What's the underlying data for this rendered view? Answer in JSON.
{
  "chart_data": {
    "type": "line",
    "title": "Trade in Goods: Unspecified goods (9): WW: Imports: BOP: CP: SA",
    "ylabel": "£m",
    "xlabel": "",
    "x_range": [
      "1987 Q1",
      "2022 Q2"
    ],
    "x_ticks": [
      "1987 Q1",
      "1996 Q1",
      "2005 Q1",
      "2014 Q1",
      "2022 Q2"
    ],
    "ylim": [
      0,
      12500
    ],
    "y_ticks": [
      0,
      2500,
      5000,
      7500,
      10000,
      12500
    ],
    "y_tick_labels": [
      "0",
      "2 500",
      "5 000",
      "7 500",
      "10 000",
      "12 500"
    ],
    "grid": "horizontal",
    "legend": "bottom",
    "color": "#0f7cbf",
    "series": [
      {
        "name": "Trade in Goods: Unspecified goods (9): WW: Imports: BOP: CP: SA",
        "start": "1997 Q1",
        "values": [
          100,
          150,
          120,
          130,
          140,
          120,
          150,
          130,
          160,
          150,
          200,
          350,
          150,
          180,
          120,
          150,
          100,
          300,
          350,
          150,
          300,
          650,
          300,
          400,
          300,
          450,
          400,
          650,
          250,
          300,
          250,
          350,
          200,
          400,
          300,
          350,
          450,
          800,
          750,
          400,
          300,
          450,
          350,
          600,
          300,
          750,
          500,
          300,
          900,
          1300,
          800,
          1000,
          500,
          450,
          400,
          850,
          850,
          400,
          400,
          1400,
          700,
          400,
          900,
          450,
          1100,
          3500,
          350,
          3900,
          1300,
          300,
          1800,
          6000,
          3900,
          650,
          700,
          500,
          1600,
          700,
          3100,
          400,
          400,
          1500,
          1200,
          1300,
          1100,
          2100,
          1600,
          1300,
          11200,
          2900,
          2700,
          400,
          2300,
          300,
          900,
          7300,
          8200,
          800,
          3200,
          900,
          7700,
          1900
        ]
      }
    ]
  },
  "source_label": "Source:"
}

========================

OBJECTIVE:
Reproduce the records in full, exactly as written.

EXPECTED OUTPUT:
What's the underlying data for this rendered view? Answer in JSON.
{
  "chart_data": {
    "type": "line",
    "title": "Trade in Goods: Unspecified goods (9): WW: Imports: BOP: CP: SA",
    "ylabel": "£m",
    "xlabel": "",
    "x_range": [
      "1987 Q1",
      "2022 Q2"
    ],
    "x_ticks": [
      "1987 Q1",
      "1996 Q1",
      "2005 Q1",
      "2014 Q1",
      "2022 Q2"
    ],
    "ylim": [
      0,
      12500
    ],
    "y_ticks": [
      0,
      2500,
      5000,
      7500,
      10000,
      12500
    ],
    "y_tick_labels": [
      "0",
      "2 500",
      "5 000",
      "7 500",
      "10 000",
      "12 500"
    ],
    "grid": "horizontal",
    "legend": "bottom",
    "color": "#0f7cbf",
    "series": [
      {
        "name": "Trade in Goods: Unspecified goods (9): WW: Imports: BOP: CP: SA",
        "start": "1997 Q1",
        "values": [
          100,
          150,
          120,
          130,
          140,
          120,
          150,
          130,
          160,
          150,
          200,
          350,
          150,
          180,
          120,
          150,
          100,
          300,
          350,
          150,
          300,
          650,
          300,
          400,
          300,
          450,
          400,
          650,
          250,
          300,
          250,
          350,
          200,
          400,
          300,
          350,
          450,
          800,
          750,
          400,
          300,
          450,
          350,
          600,
          300,
          750,
          500,
          300,
          900,
          1300,
          800,
          1000,
          500,
          450,
          400,
          850,
          850,
          400,
          400,
          1400,
          700,
          400,
          900,
          450,
          1100,
          3500,
          350,
          3900,
          1300,
          300,
          1800,
          6000,
          3900,
          650,
          700,
          500,
          1600,
          700,
          3100,
          400,
          400,
          1500,
          1200,
          1300,
          1100,
          2100,
          1600,
          1300,
          11200,
          2900,
          2700,
          400,
          2300,
          300,
          900,
          7300,
          8200,
          800,
          3200,
          900,
          7700,
          1900
        ]
      }
    ]
  },
  "source_label": "Source:"
}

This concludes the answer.